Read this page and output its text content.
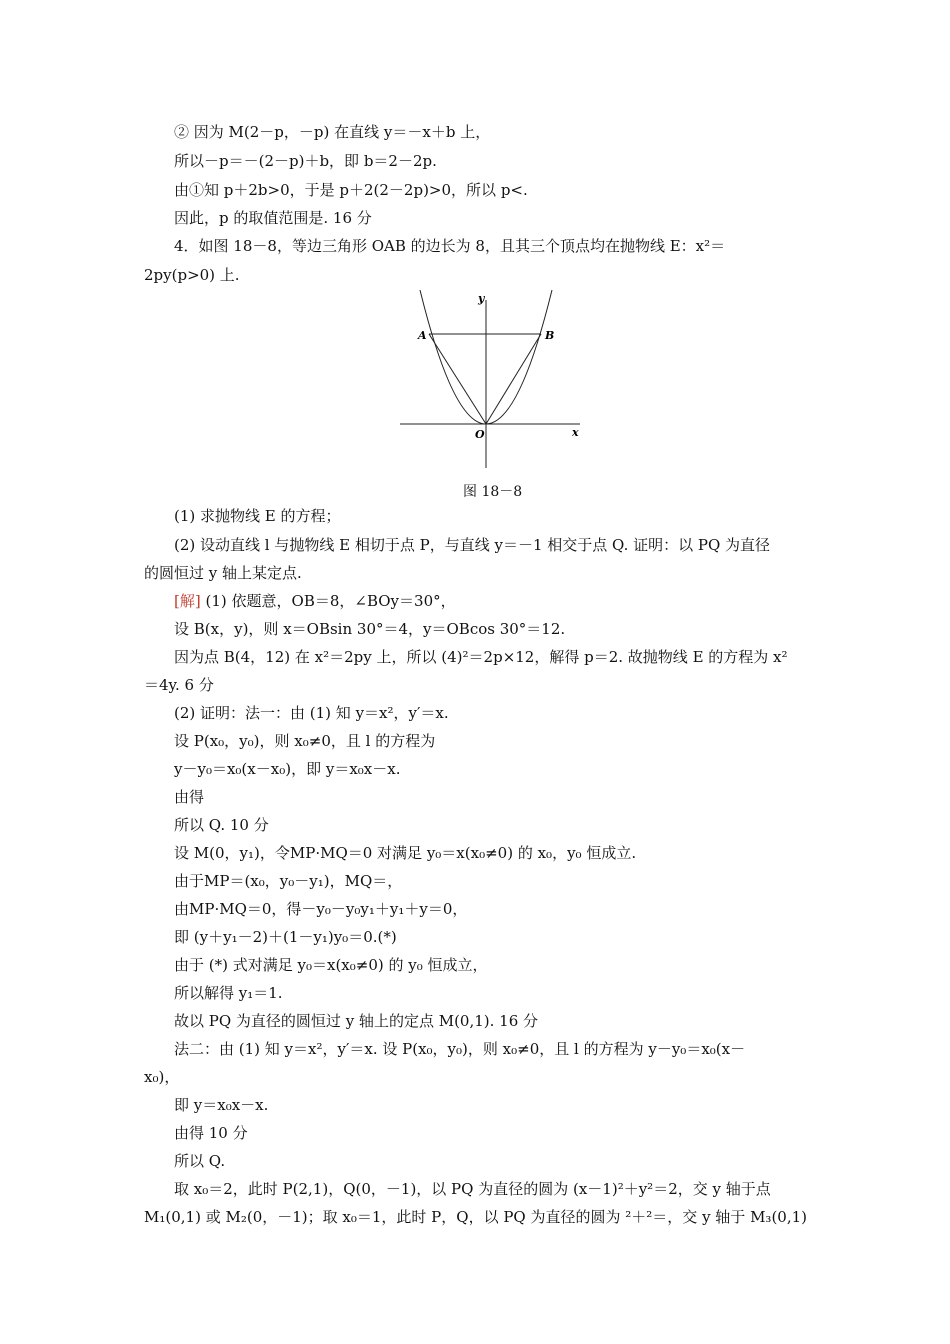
② 因为 M(2－p，－p) 在直线 y＝－x＋b 上，
所以－p＝－(2－p)＋b，即 b＝2－2p.
由①知 p＋2b>0，于是 p＋2(2－2p)>0，所以 p<.
因此，p 的取值范围是. 16 分
4．如图 18－8，等边三角形 OAB 的边长为 8，且其三个顶点均在抛物线 E：x²＝
2py(p>0) 上.
(1) 求抛物线 E 的方程；
(2) 设动直线 l 与抛物线 E 相切于点 P，与直线 y＝－1 相交于点 Q. 证明：以 PQ 为直径
的圆恒过 y 轴上某定点.
[解] (1) 依题意，OB＝8，∠BOy＝30°，
设 B(x，y)，则 x＝OBsin 30°＝4，y＝OBcos 30°＝12.
因为点 B(4，12) 在 x²＝2py 上，所以 (4)²＝2p×12，解得 p＝2. 故抛物线 E 的方程为 x²
＝4y. 6 分
(2) 证明：法一：由 (1) 知 y＝x²，y′＝x.
设 P(x₀，y₀)，则 x₀≠0，且 l 的方程为
y－y₀＝x₀(x－x₀)，即 y＝x₀x－x.
由得
所以 Q. 10 分
设 M(0，y₁)，令MP·MQ＝0 对满足 y₀＝x(x₀≠0) 的 x₀，y₀ 恒成立.
由于MP＝(x₀，y₀－y₁)，MQ＝，
由MP·MQ＝0，得－y₀－y₀y₁＋y₁＋y＝0，
即 (y＋y₁－2)＋(1－y₁)y₀＝0.(*)
由于 (*) 式对满足 y₀＝x(x₀≠0) 的 y₀ 恒成立，
所以解得 y₁＝1.
故以 PQ 为直径的圆恒过 y 轴上的定点 M(0,1). 16 分
法二：由 (1) 知 y＝x²，y′＝x. 设 P(x₀，y₀)，则 x₀≠0，且 l 的方程为 y－y₀＝x₀(x－
x₀)，
即 y＝x₀x－x.
由得 10 分
所以 Q.
取 x₀＝2，此时 P(2,1)，Q(0，－1)，以 PQ 为直径的圆为 (x－1)²＋y²＝2，交 y 轴于点
M₁(0,1) 或 M₂(0，－1)；取 x₀＝1，此时 P，Q，以 PQ 为直径的圆为 ²＋²＝，交 y 轴于 M₃(0,1)
A	B
O	x
y
图 18－8
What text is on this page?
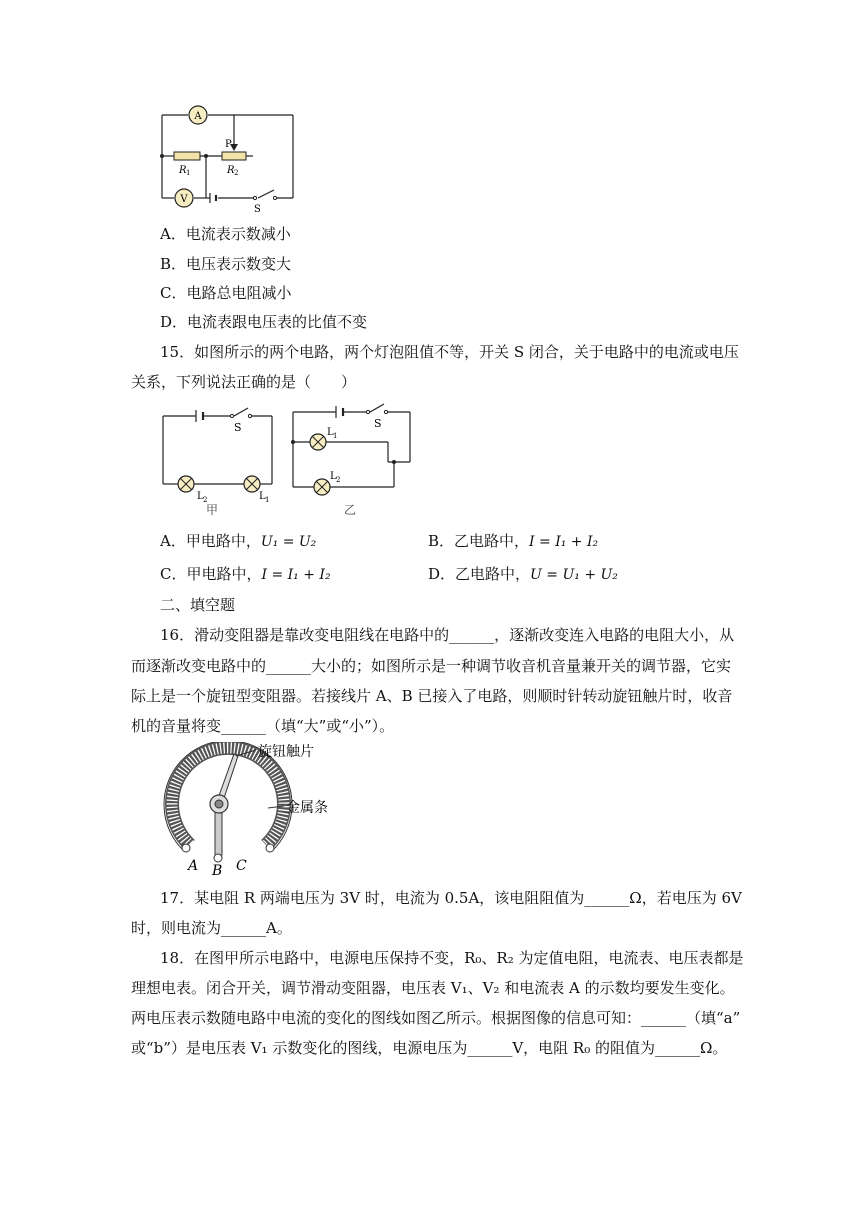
A
V
P
R 1	R 2
S
A．电流表示数减小
B．电压表示数变大
C．电路总电阻减小
D．电流表跟电压表的比值不变
15．如图所示的两个电路，两个灯泡阻值不等，开关 S 闭合，关于电路中的电流或电压
关系，下列说法正确的是（　　）
S
L 2	L 1
甲
S
L 1
L 2
乙
A．甲电路中，U₁ = U₂	B．乙电路中，I = I₁ + I₂
C．甲电路中，I = I₁ + I₂	D．乙电路中，U = U₁ + U₂
二、填空题
16．滑动变阻器是靠改变电阻线在电路中的______，逐渐改变连入电路的电阻大小，从
而逐渐改变电路中的______大小的；如图所示是一种调节收音机音量兼开关的调节器，它实
际上是一个旋钮型变阻器。若接线片 A、B 已接入了电路，则顺时针转动旋钮触片时，收音
机的音量将变______（填“大”或“小”）。
旋钮触片
金属条
A B C
17．某电阻 R 两端电压为 3V 时，电流为 0.5A，该电阻阻值为______Ω，若电压为 6V
时，则电流为______A。
18．在图甲所示电路中，电源电压保持不变，R₀、R₂ 为定值电阻，电流表、电压表都是
理想电表。闭合开关，调节滑动变阻器，电压表 V₁、V₂ 和电流表 A 的示数均要发生变化。
两电压表示数随电路中电流的变化的图线如图乙所示。根据图像的信息可知：______（填“a”
或“b”）是电压表 V₁ 示数变化的图线，电源电压为______V，电阻 R₀ 的阻值为______Ω。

· · · ·

WHAT YOU NEED TO DO
Return all of the entries exactly as written, but drop any pictures they hold.

RESPONSE TO THE EXERCISE
Read this page and output its text content.
② 因为 M(2－p，－p) 在直线 y＝－x＋b 上，
所以－p＝－(2－p)＋b，即 b＝2－2p.
由①知 p＋2b>0，于是 p＋2(2－2p)>0，所以 p<.
因此，p 的取值范围是. 16 分
4．如图 18－8，等边三角形 OAB 的边长为 8，且其三个顶点均在抛物线 E：x²＝
2py(p>0) 上.
(1) 求抛物线 E 的方程；
(2) 设动直线 l 与抛物线 E 相切于点 P，与直线 y＝－1 相交于点 Q. 证明：以 PQ 为直径
的圆恒过 y 轴上某定点.
[解] (1) 依题意，OB＝8，∠BOy＝30°，
设 B(x，y)，则 x＝OBsin 30°＝4，y＝OBcos 30°＝12.
因为点 B(4，12) 在 x²＝2py 上，所以 (4)²＝2p×12，解得 p＝2. 故抛物线 E 的方程为 x²
＝4y. 6 分
(2) 证明：法一：由 (1) 知 y＝x²，y′＝x.
设 P(x₀，y₀)，则 x₀≠0，且 l 的方程为
y－y₀＝x₀(x－x₀)，即 y＝x₀x－x.
由得
所以 Q. 10 分
设 M(0，y₁)，令MP·MQ＝0 对满足 y₀＝x(x₀≠0) 的 x₀，y₀ 恒成立.
由于MP＝(x₀，y₀－y₁)，MQ＝，
由MP·MQ＝0，得－y₀－y₀y₁＋y₁＋y＝0，
即 (y＋y₁－2)＋(1－y₁)y₀＝0.(*)
由于 (*) 式对满足 y₀＝x(x₀≠0) 的 y₀ 恒成立，
所以解得 y₁＝1.
故以 PQ 为直径的圆恒过 y 轴上的定点 M(0,1). 16 分
法二：由 (1) 知 y＝x²，y′＝x. 设 P(x₀，y₀)，则 x₀≠0，且 l 的方程为 y－y₀＝x₀(x－
x₀)，
即 y＝x₀x－x.
由得 10 分
所以 Q.
取 x₀＝2，此时 P(2,1)，Q(0，－1)，以 PQ 为直径的圆为 (x－1)²＋y²＝2，交 y 轴于点
M₁(0,1) 或 M₂(0，－1)；取 x₀＝1，此时 P，Q，以 PQ 为直径的圆为 ²＋²＝，交 y 轴于 M₃(0,1)
A	B
O	x
y
图 18－8
What text is on this page?
A
V
P
R 1	R 2
S
A．电流表示数减小
B．电压表示数变大
C．电路总电阻减小
D．电流表跟电压表的比值不变
15．如图所示的两个电路，两个灯泡阻值不等，开关 S 闭合，关于电路中的电流或电压
关系，下列说法正确的是（　　）
S
L 2	L 1
甲
S
L 1
L 2
乙
A．甲电路中，U₁ = U₂	B．乙电路中，I = I₁ + I₂
C．甲电路中，I = I₁ + I₂	D．乙电路中，U = U₁ + U₂
二、填空题
16．滑动变阻器是靠改变电阻线在电路中的______，逐渐改变连入电路的电阻大小，从
而逐渐改变电路中的______大小的；如图所示是一种调节收音机音量兼开关的调节器，它实
际上是一个旋钮型变阻器。若接线片 A、B 已接入了电路，则顺时针转动旋钮触片时，收音
机的音量将变______（填“大”或“小”）。
旋钮触片
金属条
A B C
17．某电阻 R 两端电压为 3V 时，电流为 0.5A，该电阻阻值为______Ω，若电压为 6V
时，则电流为______A。
18．在图甲所示电路中，电源电压保持不变，R₀、R₂ 为定值电阻，电流表、电压表都是
理想电表。闭合开关，调节滑动变阻器，电压表 V₁、V₂ 和电流表 A 的示数均要发生变化。
两电压表示数随电路中电流的变化的图线如图乙所示。根据图像的信息可知：______（填“a”
或“b”）是电压表 V₁ 示数变化的图线，电源电压为______V，电阻 R₀ 的阻值为______Ω。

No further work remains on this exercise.